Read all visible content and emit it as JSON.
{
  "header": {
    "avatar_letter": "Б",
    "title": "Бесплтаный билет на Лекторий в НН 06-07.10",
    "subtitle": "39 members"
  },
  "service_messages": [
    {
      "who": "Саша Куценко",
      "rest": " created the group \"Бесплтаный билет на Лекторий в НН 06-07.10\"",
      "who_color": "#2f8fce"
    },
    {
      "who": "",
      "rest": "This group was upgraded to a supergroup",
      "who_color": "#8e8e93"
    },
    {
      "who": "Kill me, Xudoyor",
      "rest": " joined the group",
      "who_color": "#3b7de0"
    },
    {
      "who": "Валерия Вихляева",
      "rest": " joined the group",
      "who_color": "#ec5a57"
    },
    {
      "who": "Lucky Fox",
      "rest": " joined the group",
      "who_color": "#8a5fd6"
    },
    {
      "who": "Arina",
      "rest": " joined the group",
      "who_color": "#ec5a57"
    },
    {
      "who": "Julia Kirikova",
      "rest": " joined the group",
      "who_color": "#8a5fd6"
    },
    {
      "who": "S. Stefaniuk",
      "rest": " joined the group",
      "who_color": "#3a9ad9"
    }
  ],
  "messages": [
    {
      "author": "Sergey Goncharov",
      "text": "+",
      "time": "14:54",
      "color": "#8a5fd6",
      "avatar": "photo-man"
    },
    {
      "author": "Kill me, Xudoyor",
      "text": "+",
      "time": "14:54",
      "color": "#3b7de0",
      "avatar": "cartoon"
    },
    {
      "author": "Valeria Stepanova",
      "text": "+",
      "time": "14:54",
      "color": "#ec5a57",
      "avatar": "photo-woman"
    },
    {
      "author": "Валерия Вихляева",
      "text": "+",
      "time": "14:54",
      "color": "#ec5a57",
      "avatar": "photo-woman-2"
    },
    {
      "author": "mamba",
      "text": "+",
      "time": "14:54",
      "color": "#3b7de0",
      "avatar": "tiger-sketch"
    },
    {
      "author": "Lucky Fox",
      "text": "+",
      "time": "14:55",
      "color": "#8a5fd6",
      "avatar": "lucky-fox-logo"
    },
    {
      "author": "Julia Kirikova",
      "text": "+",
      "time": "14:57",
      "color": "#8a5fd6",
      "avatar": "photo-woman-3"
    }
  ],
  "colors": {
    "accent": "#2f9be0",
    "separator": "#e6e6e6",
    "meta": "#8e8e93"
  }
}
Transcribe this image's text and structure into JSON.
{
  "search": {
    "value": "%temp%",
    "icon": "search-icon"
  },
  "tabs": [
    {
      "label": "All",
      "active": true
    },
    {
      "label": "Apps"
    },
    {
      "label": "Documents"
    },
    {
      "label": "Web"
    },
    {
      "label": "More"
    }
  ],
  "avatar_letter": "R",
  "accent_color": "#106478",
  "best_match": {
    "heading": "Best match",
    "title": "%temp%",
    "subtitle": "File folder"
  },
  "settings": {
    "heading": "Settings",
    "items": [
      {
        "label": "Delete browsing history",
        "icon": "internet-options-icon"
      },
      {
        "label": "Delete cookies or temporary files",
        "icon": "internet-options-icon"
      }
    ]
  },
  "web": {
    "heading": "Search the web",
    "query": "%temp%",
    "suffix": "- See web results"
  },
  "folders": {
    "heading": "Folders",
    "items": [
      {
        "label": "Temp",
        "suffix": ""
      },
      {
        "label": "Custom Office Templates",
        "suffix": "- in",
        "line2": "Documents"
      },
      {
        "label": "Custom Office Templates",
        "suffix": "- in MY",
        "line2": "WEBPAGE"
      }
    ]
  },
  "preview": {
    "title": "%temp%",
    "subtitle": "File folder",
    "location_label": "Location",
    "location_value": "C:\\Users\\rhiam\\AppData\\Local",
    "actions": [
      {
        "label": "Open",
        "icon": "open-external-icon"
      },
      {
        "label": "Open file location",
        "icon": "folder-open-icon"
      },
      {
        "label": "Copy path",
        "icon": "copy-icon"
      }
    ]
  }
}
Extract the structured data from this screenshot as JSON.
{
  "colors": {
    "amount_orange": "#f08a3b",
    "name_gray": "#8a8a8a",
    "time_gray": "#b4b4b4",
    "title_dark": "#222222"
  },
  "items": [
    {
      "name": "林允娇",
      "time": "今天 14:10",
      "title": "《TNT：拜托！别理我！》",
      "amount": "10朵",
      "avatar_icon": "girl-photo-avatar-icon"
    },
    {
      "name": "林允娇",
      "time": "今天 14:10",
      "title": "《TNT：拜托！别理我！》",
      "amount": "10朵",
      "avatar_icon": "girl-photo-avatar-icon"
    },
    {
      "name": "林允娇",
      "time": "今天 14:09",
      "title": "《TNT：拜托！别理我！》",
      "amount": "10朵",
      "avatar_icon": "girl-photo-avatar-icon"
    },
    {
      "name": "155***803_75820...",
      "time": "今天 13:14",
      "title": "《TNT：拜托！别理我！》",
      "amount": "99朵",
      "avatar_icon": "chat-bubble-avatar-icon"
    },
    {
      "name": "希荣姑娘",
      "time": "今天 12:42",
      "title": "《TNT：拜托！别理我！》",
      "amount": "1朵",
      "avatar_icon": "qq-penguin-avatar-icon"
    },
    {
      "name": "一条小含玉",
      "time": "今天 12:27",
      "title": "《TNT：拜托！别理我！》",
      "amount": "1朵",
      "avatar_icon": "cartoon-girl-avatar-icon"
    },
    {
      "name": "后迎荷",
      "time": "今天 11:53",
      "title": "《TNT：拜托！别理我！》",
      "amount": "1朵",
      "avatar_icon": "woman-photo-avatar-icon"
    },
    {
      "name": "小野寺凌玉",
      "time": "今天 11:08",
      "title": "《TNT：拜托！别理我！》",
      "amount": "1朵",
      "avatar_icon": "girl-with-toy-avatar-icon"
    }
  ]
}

--------

From the listing above, reproduce all the lines exactly.

Read all visible content and emit it as JSON.
{
  "header": {
    "avatar_letter": "Б",
    "title": "Бесплтаный билет на Лекторий в НН 06-07.10",
    "subtitle": "39 members"
  },
  "service_messages": [
    {
      "who": "Саша Куценко",
      "rest": " created the group \"Бесплтаный билет на Лекторий в НН 06-07.10\"",
      "who_color": "#2f8fce"
    },
    {
      "who": "",
      "rest": "This group was upgraded to a supergroup",
      "who_color": "#8e8e93"
    },
    {
      "who": "Kill me, Xudoyor",
      "rest": " joined the group",
      "who_color": "#3b7de0"
    },
    {
      "who": "Валерия Вихляева",
      "rest": " joined the group",
      "who_color": "#ec5a57"
    },
    {
      "who": "Lucky Fox",
      "rest": " joined the group",
      "who_color": "#8a5fd6"
    },
    {
      "who": "Arina",
      "rest": " joined the group",
      "who_color": "#ec5a57"
    },
    {
      "who": "Julia Kirikova",
      "rest": " joined the group",
      "who_color": "#8a5fd6"
    },
    {
      "who": "S. Stefaniuk",
      "rest": " joined the group",
      "who_color": "#3a9ad9"
    }
  ],
  "messages": [
    {
      "author": "Sergey Goncharov",
      "text": "+",
      "time": "14:54",
      "color": "#8a5fd6",
      "avatar": "photo-man"
    },
    {
      "author": "Kill me, Xudoyor",
      "text": "+",
      "time": "14:54",
      "color": "#3b7de0",
      "avatar": "cartoon"
    },
    {
      "author": "Valeria Stepanova",
      "text": "+",
      "time": "14:54",
      "color": "#ec5a57",
      "avatar": "photo-woman"
    },
    {
      "author": "Валерия Вихляева",
      "text": "+",
      "time": "14:54",
      "color": "#ec5a57",
      "avatar": "photo-woman-2"
    },
    {
      "author": "mamba",
      "text": "+",
      "time": "14:54",
      "color": "#3b7de0",
      "avatar": "tiger-sketch"
    },
    {
      "author": "Lucky Fox",
      "text": "+",
      "time": "14:55",
      "color": "#8a5fd6",
      "avatar": "lucky-fox-logo"
    },
    {
      "author": "Julia Kirikova",
      "text": "+",
      "time": "14:57",
      "color": "#8a5fd6",
      "avatar": "photo-woman-3"
    }
  ],
  "colors": {
    "accent": "#2f9be0",
    "separator": "#e6e6e6",
    "meta": "#8e8e93"
  }
}
Transcribe this image's text and structure into JSON.
{
  "search": {
    "value": "%temp%",
    "icon": "search-icon"
  },
  "tabs": [
    {
      "label": "All",
      "active": true
    },
    {
      "label": "Apps"
    },
    {
      "label": "Documents"
    },
    {
      "label": "Web"
    },
    {
      "label": "More"
    }
  ],
  "avatar_letter": "R",
  "accent_color": "#106478",
  "best_match": {
    "heading": "Best match",
    "title": "%temp%",
    "subtitle": "File folder"
  },
  "settings": {
    "heading": "Settings",
    "items": [
      {
        "label": "Delete browsing history",
        "icon": "internet-options-icon"
      },
      {
        "label": "Delete cookies or temporary files",
        "icon": "internet-options-icon"
      }
    ]
  },
  "web": {
    "heading": "Search the web",
    "query": "%temp%",
    "suffix": "- See web results"
  },
  "folders": {
    "heading": "Folders",
    "items": [
      {
        "label": "Temp",
        "suffix": ""
      },
      {
        "label": "Custom Office Templates",
        "suffix": "- in",
        "line2": "Documents"
      },
      {
        "label": "Custom Office Templates",
        "suffix": "- in MY",
        "line2": "WEBPAGE"
      }
    ]
  },
  "preview": {
    "title": "%temp%",
    "subtitle": "File folder",
    "location_label": "Location",
    "location_value": "C:\\Users\\rhiam\\AppData\\Local",
    "actions": [
      {
        "label": "Open",
        "icon": "open-external-icon"
      },
      {
        "label": "Open file location",
        "icon": "folder-open-icon"
      },
      {
        "label": "Copy path",
        "icon": "copy-icon"
      }
    ]
  }
}
Extract the structured data from this screenshot as JSON.
{
  "colors": {
    "amount_orange": "#f08a3b",
    "name_gray": "#8a8a8a",
    "time_gray": "#b4b4b4",
    "title_dark": "#222222"
  },
  "items": [
    {
      "name": "林允娇",
      "time": "今天 14:10",
      "title": "《TNT：拜托！别理我！》",
      "amount": "10朵",
      "avatar_icon": "girl-photo-avatar-icon"
    },
    {
      "name": "林允娇",
      "time": "今天 14:10",
      "title": "《TNT：拜托！别理我！》",
      "amount": "10朵",
      "avatar_icon": "girl-photo-avatar-icon"
    },
    {
      "name": "林允娇",
      "time": "今天 14:09",
      "title": "《TNT：拜托！别理我！》",
      "amount": "10朵",
      "avatar_icon": "girl-photo-avatar-icon"
    },
    {
      "name": "155***803_75820...",
      "time": "今天 13:14",
      "title": "《TNT：拜托！别理我！》",
      "amount": "99朵",
      "avatar_icon": "chat-bubble-avatar-icon"
    },
    {
      "name": "希荣姑娘",
      "time": "今天 12:42",
      "title": "《TNT：拜托！别理我！》",
      "amount": "1朵",
      "avatar_icon": "qq-penguin-avatar-icon"
    },
    {
      "name": "一条小含玉",
      "time": "今天 12:27",
      "title": "《TNT：拜托！别理我！》",
      "amount": "1朵",
      "avatar_icon": "cartoon-girl-avatar-icon"
    },
    {
      "name": "后迎荷",
      "time": "今天 11:53",
      "title": "《TNT：拜托！别理我！》",
      "amount": "1朵",
      "avatar_icon": "woman-photo-avatar-icon"
    },
    {
      "name": "小野寺凌玉",
      "time": "今天 11:08",
      "title": "《TNT：拜托！别理我！》",
      "amount": "1朵",
      "avatar_icon": "girl-with-toy-avatar-icon"
    }
  ]
}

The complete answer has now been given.